Work required: Convert the entries from the line containing "recognition-phon-desc-1: (alphabetic principle, print" through the line containing "network-strand [577,285,779,351]" into a JSON list of strings, one string per line, with blank lines omitted.

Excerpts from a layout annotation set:
* Start *
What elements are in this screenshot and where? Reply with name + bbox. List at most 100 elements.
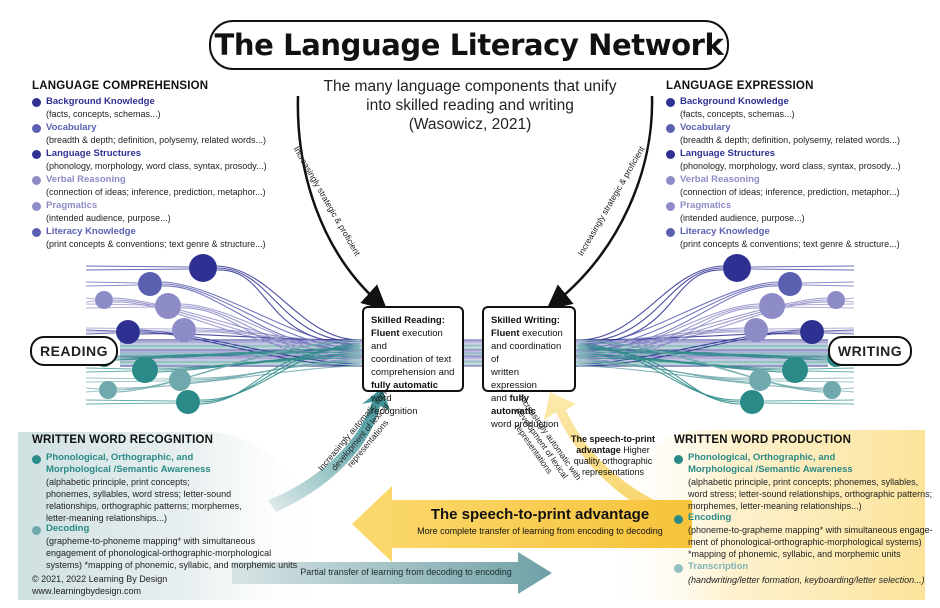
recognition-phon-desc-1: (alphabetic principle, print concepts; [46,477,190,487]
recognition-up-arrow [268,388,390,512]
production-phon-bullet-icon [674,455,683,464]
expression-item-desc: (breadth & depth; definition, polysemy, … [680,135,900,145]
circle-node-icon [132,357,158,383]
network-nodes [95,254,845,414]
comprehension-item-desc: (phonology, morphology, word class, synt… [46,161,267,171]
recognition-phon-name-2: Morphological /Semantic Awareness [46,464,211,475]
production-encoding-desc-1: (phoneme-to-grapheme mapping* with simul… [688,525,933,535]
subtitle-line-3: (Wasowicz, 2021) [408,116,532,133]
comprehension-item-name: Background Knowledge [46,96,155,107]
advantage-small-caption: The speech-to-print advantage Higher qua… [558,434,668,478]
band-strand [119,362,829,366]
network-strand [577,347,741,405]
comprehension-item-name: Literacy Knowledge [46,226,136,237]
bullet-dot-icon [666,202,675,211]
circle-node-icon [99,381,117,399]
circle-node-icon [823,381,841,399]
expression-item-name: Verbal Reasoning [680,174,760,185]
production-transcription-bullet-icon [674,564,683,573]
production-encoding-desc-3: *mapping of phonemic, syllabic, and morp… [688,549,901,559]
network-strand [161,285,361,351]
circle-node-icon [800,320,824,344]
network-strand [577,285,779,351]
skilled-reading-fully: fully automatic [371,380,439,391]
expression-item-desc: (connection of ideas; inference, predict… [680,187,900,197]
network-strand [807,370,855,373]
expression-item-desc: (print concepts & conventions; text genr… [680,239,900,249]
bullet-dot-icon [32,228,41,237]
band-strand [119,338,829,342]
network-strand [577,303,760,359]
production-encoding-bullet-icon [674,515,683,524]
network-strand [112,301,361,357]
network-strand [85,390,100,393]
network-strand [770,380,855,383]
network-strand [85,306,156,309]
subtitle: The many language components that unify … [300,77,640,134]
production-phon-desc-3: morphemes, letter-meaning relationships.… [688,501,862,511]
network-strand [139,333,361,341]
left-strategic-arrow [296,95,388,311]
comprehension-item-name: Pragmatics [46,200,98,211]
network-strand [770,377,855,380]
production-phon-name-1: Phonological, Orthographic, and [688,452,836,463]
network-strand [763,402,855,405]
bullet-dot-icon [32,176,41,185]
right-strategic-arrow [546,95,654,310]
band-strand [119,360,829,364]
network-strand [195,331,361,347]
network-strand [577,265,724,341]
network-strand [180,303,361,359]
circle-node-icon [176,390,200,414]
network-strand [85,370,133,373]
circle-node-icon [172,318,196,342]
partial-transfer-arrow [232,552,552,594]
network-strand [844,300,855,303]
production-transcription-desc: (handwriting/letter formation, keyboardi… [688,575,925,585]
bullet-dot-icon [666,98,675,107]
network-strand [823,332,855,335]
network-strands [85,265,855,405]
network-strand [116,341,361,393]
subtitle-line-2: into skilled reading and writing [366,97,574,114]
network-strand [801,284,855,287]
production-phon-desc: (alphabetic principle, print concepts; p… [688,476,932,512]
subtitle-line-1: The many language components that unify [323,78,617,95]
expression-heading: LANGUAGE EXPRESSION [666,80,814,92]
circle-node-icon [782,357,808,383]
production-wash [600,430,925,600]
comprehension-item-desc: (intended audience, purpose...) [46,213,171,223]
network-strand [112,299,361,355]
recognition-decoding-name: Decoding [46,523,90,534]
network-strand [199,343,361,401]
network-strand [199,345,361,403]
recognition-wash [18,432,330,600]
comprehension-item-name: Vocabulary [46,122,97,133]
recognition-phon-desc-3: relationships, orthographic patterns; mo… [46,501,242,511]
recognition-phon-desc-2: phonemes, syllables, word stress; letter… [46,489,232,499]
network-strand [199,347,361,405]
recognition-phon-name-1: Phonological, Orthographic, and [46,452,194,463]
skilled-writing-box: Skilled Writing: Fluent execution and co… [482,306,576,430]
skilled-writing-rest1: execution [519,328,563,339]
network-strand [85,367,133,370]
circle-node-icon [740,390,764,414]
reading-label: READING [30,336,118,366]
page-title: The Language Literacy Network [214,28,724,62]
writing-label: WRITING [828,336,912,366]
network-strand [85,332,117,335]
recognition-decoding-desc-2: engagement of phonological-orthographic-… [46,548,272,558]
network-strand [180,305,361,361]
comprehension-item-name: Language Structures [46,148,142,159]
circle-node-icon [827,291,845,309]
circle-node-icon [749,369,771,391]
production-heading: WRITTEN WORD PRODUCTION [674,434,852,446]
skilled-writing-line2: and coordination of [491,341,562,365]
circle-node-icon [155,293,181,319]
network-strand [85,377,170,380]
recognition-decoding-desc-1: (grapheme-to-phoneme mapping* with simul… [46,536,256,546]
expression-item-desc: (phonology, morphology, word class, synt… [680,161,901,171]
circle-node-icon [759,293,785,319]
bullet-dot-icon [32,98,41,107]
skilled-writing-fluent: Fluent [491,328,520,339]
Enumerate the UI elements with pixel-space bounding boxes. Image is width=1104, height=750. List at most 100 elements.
* End *
Solution to the problem:
[
  "recognition-phon-desc-1: (alphabetic principle, print concepts; [46,477,190,487]",
  "recognition-up-arrow [268,388,390,512]",
  "production-phon-bullet-icon [674,455,683,464]",
  "expression-item-desc: (breadth & depth; definition, polysemy, … [680,135,900,145]",
  "circle-node-icon [132,357,158,383]",
  "network-nodes [95,254,845,414]",
  "comprehension-item-desc: (phonology, morphology, word class, synt… [46,161,267,171]",
  "recognition-phon-name-2: Morphological /Semantic Awareness [46,464,211,475]",
  "production-encoding-desc-1: (phoneme-to-grapheme mapping* with simul… [688,525,933,535]",
  "subtitle-line-3: (Wasowicz, 2021) [408,116,532,133]",
  "comprehension-item-name: Background Knowledge [46,96,155,107]",
  "advantage-small-caption: The speech-to-print advantage Higher qua… [558,434,668,478]",
  "band-strand [119,362,829,366]",
  "network-strand [577,347,741,405]",
  "comprehension-item-name: Literacy Knowledge [46,226,136,237]",
  "bullet-dot-icon [666,202,675,211]",
  "circle-node-icon [99,381,117,399]",
  "circle-node-icon [823,381,841,399]",
  "expression-item-name: Verbal Reasoning [680,174,760,185]",
  "production-transcription-bullet-icon [674,564,683,573]",
  "production-encoding-desc-3: *mapping of phonemic, syllabic, and morp… [688,549,901,559]",
  "network-strand [161,285,361,351]",
  "circle-node-icon [800,320,824,344]",
  "network-strand [577,285,779,351]"
]